■ Working data
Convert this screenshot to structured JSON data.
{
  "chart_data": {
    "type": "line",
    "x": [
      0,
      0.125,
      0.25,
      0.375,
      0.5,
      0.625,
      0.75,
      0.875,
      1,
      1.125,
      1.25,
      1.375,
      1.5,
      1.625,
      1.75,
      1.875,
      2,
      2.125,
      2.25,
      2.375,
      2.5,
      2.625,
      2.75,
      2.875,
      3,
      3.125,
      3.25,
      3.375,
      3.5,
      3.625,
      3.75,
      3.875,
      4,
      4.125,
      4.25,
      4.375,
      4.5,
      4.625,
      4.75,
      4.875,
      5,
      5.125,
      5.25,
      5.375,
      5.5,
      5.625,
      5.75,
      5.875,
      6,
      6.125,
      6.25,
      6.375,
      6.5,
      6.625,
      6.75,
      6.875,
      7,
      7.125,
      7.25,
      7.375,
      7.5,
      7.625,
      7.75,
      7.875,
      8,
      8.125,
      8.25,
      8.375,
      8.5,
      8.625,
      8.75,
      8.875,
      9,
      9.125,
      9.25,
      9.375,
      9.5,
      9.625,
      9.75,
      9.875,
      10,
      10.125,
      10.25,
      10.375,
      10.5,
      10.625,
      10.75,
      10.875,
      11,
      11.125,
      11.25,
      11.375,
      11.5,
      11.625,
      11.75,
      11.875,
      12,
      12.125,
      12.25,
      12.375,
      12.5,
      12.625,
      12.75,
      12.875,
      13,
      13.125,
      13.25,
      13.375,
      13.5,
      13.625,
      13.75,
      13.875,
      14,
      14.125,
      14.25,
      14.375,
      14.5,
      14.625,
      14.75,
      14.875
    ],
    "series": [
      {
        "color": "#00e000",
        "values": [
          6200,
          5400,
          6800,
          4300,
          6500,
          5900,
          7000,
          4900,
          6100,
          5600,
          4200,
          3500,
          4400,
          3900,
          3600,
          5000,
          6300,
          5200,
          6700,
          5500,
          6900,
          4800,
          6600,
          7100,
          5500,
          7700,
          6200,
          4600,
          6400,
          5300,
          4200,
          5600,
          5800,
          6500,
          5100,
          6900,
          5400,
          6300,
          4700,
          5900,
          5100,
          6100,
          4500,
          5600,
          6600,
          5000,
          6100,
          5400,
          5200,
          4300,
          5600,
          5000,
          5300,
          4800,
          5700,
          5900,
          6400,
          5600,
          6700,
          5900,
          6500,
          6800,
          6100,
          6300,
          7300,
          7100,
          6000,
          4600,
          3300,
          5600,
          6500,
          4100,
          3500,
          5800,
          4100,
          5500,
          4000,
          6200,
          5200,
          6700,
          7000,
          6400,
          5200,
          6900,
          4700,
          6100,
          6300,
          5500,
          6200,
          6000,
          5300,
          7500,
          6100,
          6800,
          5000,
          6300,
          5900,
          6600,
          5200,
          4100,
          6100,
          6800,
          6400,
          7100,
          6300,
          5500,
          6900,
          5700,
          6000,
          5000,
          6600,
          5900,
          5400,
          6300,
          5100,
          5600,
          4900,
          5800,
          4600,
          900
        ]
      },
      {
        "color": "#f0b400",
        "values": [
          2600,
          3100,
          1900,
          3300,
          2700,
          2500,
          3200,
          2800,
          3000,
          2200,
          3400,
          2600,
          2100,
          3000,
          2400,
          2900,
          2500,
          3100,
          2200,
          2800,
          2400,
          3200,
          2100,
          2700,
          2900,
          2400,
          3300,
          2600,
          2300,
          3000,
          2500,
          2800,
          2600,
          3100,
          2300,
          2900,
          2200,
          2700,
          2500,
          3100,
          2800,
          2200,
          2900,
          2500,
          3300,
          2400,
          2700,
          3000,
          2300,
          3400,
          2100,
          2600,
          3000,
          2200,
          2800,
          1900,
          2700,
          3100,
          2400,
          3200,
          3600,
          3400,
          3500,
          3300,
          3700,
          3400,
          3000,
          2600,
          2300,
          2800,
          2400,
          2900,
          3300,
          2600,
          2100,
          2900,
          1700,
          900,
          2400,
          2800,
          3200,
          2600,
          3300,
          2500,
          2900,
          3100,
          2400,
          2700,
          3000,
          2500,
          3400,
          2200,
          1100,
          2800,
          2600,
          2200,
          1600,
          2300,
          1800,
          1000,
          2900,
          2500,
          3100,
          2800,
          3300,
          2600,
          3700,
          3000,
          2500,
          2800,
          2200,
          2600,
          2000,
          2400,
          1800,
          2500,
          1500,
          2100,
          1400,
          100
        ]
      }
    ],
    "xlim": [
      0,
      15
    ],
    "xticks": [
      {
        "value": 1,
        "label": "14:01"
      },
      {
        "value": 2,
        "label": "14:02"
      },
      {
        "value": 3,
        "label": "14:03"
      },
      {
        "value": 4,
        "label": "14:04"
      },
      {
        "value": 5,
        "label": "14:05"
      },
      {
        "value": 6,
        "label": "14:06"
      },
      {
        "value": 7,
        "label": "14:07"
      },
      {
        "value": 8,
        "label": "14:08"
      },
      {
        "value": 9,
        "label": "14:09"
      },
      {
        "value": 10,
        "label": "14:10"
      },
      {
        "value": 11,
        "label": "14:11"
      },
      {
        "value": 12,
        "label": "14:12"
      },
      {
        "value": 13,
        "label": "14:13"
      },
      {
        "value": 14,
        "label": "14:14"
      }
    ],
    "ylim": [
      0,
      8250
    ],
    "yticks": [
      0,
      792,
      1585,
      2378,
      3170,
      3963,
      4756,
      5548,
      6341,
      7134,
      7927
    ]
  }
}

■ Required task
Copy the entries above exactly, leaving none out.

■ Full answer
Convert this screenshot to structured JSON data.
{
  "chart_data": {
    "type": "line",
    "x": [
      0,
      0.125,
      0.25,
      0.375,
      0.5,
      0.625,
      0.75,
      0.875,
      1,
      1.125,
      1.25,
      1.375,
      1.5,
      1.625,
      1.75,
      1.875,
      2,
      2.125,
      2.25,
      2.375,
      2.5,
      2.625,
      2.75,
      2.875,
      3,
      3.125,
      3.25,
      3.375,
      3.5,
      3.625,
      3.75,
      3.875,
      4,
      4.125,
      4.25,
      4.375,
      4.5,
      4.625,
      4.75,
      4.875,
      5,
      5.125,
      5.25,
      5.375,
      5.5,
      5.625,
      5.75,
      5.875,
      6,
      6.125,
      6.25,
      6.375,
      6.5,
      6.625,
      6.75,
      6.875,
      7,
      7.125,
      7.25,
      7.375,
      7.5,
      7.625,
      7.75,
      7.875,
      8,
      8.125,
      8.25,
      8.375,
      8.5,
      8.625,
      8.75,
      8.875,
      9,
      9.125,
      9.25,
      9.375,
      9.5,
      9.625,
      9.75,
      9.875,
      10,
      10.125,
      10.25,
      10.375,
      10.5,
      10.625,
      10.75,
      10.875,
      11,
      11.125,
      11.25,
      11.375,
      11.5,
      11.625,
      11.75,
      11.875,
      12,
      12.125,
      12.25,
      12.375,
      12.5,
      12.625,
      12.75,
      12.875,
      13,
      13.125,
      13.25,
      13.375,
      13.5,
      13.625,
      13.75,
      13.875,
      14,
      14.125,
      14.25,
      14.375,
      14.5,
      14.625,
      14.75,
      14.875
    ],
    "series": [
      {
        "color": "#00e000",
        "values": [
          6200,
          5400,
          6800,
          4300,
          6500,
          5900,
          7000,
          4900,
          6100,
          5600,
          4200,
          3500,
          4400,
          3900,
          3600,
          5000,
          6300,
          5200,
          6700,
          5500,
          6900,
          4800,
          6600,
          7100,
          5500,
          7700,
          6200,
          4600,
          6400,
          5300,
          4200,
          5600,
          5800,
          6500,
          5100,
          6900,
          5400,
          6300,
          4700,
          5900,
          5100,
          6100,
          4500,
          5600,
          6600,
          5000,
          6100,
          5400,
          5200,
          4300,
          5600,
          5000,
          5300,
          4800,
          5700,
          5900,
          6400,
          5600,
          6700,
          5900,
          6500,
          6800,
          6100,
          6300,
          7300,
          7100,
          6000,
          4600,
          3300,
          5600,
          6500,
          4100,
          3500,
          5800,
          4100,
          5500,
          4000,
          6200,
          5200,
          6700,
          7000,
          6400,
          5200,
          6900,
          4700,
          6100,
          6300,
          5500,
          6200,
          6000,
          5300,
          7500,
          6100,
          6800,
          5000,
          6300,
          5900,
          6600,
          5200,
          4100,
          6100,
          6800,
          6400,
          7100,
          6300,
          5500,
          6900,
          5700,
          6000,
          5000,
          6600,
          5900,
          5400,
          6300,
          5100,
          5600,
          4900,
          5800,
          4600,
          900
        ]
      },
      {
        "color": "#f0b400",
        "values": [
          2600,
          3100,
          1900,
          3300,
          2700,
          2500,
          3200,
          2800,
          3000,
          2200,
          3400,
          2600,
          2100,
          3000,
          2400,
          2900,
          2500,
          3100,
          2200,
          2800,
          2400,
          3200,
          2100,
          2700,
          2900,
          2400,
          3300,
          2600,
          2300,
          3000,
          2500,
          2800,
          2600,
          3100,
          2300,
          2900,
          2200,
          2700,
          2500,
          3100,
          2800,
          2200,
          2900,
          2500,
          3300,
          2400,
          2700,
          3000,
          2300,
          3400,
          2100,
          2600,
          3000,
          2200,
          2800,
          1900,
          2700,
          3100,
          2400,
          3200,
          3600,
          3400,
          3500,
          3300,
          3700,
          3400,
          3000,
          2600,
          2300,
          2800,
          2400,
          2900,
          3300,
          2600,
          2100,
          2900,
          1700,
          900,
          2400,
          2800,
          3200,
          2600,
          3300,
          2500,
          2900,
          3100,
          2400,
          2700,
          3000,
          2500,
          3400,
          2200,
          1100,
          2800,
          2600,
          2200,
          1600,
          2300,
          1800,
          1000,
          2900,
          2500,
          3100,
          2800,
          3300,
          2600,
          3700,
          3000,
          2500,
          2800,
          2200,
          2600,
          2000,
          2400,
          1800,
          2500,
          1500,
          2100,
          1400,
          100
        ]
      }
    ],
    "xlim": [
      0,
      15
    ],
    "xticks": [
      {
        "value": 1,
        "label": "14:01"
      },
      {
        "value": 2,
        "label": "14:02"
      },
      {
        "value": 3,
        "label": "14:03"
      },
      {
        "value": 4,
        "label": "14:04"
      },
      {
        "value": 5,
        "label": "14:05"
      },
      {
        "value": 6,
        "label": "14:06"
      },
      {
        "value": 7,
        "label": "14:07"
      },
      {
        "value": 8,
        "label": "14:08"
      },
      {
        "value": 9,
        "label": "14:09"
      },
      {
        "value": 10,
        "label": "14:10"
      },
      {
        "value": 11,
        "label": "14:11"
      },
      {
        "value": 12,
        "label": "14:12"
      },
      {
        "value": 13,
        "label": "14:13"
      },
      {
        "value": 14,
        "label": "14:14"
      }
    ],
    "ylim": [
      0,
      8250
    ],
    "yticks": [
      0,
      792,
      1585,
      2378,
      3170,
      3963,
      4756,
      5548,
      6341,
      7134,
      7927
    ]
  }
}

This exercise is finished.